===== DATA RECORDS

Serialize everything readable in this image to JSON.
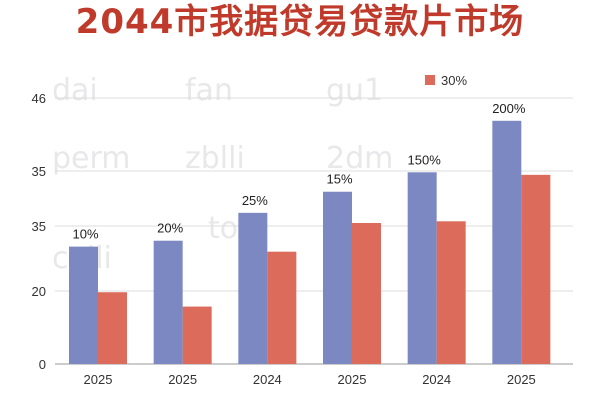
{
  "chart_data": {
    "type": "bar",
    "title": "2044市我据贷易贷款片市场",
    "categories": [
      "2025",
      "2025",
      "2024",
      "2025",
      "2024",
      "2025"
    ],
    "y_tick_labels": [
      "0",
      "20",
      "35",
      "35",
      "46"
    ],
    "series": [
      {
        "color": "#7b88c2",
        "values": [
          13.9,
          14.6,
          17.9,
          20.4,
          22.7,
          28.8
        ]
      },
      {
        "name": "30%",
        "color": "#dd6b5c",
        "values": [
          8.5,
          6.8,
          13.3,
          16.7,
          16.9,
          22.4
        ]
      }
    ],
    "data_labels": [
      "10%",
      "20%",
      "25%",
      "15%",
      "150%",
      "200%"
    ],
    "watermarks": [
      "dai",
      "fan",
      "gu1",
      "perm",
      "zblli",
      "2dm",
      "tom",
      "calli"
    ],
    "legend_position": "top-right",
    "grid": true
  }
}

==========
===== DATA RECORDS

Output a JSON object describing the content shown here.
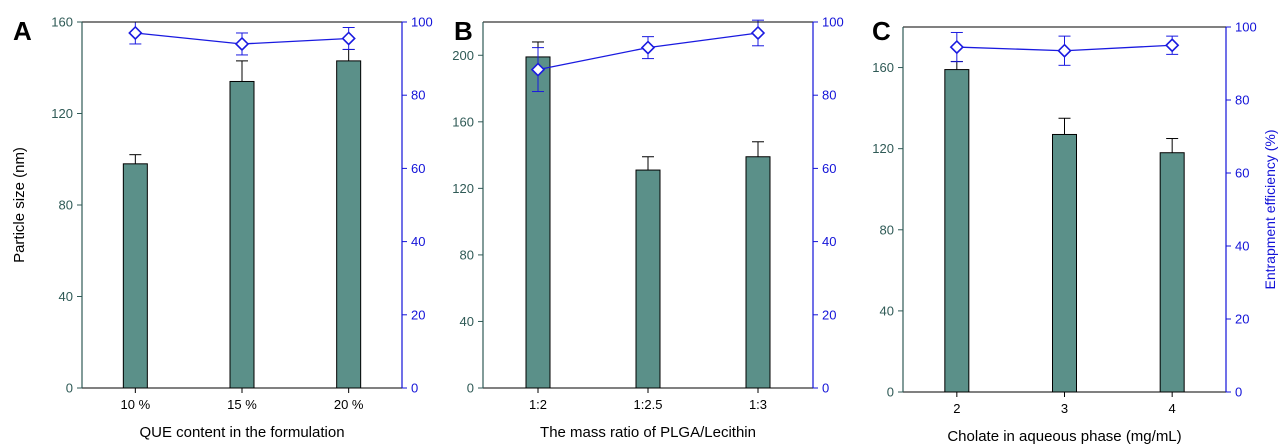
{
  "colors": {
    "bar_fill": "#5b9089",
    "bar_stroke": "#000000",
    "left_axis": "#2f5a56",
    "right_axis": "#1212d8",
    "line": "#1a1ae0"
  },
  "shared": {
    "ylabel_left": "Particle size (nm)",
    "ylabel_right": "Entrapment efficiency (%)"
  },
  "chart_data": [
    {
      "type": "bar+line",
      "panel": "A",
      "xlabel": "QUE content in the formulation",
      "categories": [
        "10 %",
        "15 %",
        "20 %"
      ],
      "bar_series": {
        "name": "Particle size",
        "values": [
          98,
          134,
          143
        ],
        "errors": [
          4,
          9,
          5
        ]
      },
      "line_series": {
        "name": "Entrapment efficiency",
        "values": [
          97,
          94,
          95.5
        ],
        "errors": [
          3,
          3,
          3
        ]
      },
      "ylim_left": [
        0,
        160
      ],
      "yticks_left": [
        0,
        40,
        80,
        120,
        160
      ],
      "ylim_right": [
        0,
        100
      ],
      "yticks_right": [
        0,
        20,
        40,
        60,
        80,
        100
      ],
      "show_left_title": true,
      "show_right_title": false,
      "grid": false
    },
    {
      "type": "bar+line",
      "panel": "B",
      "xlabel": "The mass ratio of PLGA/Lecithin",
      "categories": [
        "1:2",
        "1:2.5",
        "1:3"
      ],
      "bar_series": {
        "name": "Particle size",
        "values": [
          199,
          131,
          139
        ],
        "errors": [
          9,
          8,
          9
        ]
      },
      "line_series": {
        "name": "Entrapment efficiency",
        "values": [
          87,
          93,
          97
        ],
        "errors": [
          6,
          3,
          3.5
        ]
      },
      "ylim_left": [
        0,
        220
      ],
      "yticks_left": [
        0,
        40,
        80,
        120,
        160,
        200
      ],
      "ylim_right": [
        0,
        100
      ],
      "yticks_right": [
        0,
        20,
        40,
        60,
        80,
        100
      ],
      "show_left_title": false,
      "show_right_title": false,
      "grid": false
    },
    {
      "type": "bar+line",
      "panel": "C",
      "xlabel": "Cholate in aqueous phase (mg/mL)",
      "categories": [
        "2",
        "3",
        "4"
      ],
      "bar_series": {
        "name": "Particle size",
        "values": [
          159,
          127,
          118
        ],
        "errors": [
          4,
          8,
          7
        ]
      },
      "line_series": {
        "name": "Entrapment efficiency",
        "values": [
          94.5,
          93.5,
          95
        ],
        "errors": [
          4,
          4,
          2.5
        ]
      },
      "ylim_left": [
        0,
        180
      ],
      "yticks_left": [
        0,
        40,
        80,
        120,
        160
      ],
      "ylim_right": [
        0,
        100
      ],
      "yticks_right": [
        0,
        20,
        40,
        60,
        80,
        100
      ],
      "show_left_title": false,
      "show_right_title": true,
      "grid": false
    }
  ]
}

==========
===== DATA RECORDS

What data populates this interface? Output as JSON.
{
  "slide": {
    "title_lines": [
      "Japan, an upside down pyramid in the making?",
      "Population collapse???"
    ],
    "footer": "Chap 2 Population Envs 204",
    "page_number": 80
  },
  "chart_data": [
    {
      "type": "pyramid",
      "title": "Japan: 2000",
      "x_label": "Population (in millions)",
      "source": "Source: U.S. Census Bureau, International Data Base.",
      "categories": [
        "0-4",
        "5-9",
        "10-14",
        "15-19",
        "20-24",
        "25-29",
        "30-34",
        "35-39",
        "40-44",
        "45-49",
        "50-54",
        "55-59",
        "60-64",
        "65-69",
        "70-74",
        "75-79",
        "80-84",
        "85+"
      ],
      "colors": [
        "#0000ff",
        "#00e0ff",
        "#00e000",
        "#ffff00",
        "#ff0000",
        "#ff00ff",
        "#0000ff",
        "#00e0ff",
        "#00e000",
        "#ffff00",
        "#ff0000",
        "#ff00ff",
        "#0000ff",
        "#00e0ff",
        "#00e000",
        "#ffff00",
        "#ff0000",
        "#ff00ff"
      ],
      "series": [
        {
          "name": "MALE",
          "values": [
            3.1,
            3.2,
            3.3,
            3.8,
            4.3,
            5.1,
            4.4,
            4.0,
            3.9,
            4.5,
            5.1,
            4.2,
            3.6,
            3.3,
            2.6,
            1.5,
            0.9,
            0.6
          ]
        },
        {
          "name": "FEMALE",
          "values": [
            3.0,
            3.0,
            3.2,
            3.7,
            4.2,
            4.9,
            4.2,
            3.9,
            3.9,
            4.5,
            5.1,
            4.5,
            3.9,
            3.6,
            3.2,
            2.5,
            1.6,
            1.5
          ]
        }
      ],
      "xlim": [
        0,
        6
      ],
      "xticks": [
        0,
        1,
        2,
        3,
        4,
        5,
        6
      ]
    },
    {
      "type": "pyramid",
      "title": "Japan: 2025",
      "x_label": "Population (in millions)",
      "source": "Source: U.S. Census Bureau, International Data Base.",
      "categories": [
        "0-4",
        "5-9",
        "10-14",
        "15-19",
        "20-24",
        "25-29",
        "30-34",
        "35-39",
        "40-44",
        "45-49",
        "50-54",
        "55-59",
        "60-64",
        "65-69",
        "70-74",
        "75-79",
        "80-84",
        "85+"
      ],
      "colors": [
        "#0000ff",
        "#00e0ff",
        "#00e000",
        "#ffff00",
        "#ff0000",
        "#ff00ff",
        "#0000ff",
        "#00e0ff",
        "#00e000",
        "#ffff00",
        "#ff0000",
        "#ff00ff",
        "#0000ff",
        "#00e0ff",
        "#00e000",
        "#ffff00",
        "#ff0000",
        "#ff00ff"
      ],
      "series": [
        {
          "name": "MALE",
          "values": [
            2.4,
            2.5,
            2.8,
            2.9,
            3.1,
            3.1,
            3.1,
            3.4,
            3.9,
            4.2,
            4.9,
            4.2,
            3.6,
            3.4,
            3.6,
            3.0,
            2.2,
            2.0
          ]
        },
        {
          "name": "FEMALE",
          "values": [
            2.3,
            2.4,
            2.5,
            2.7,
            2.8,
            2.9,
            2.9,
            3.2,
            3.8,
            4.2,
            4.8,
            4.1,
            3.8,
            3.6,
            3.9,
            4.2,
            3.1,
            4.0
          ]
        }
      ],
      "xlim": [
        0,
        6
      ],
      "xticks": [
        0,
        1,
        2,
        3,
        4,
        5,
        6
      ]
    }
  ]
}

==========

• INSTRUCTIONS FOR THE TASK:
Lines containing the string "true" should be counted; reply with their number and nothing more.

• OUTPUT FOR THIS EXERCISE:
3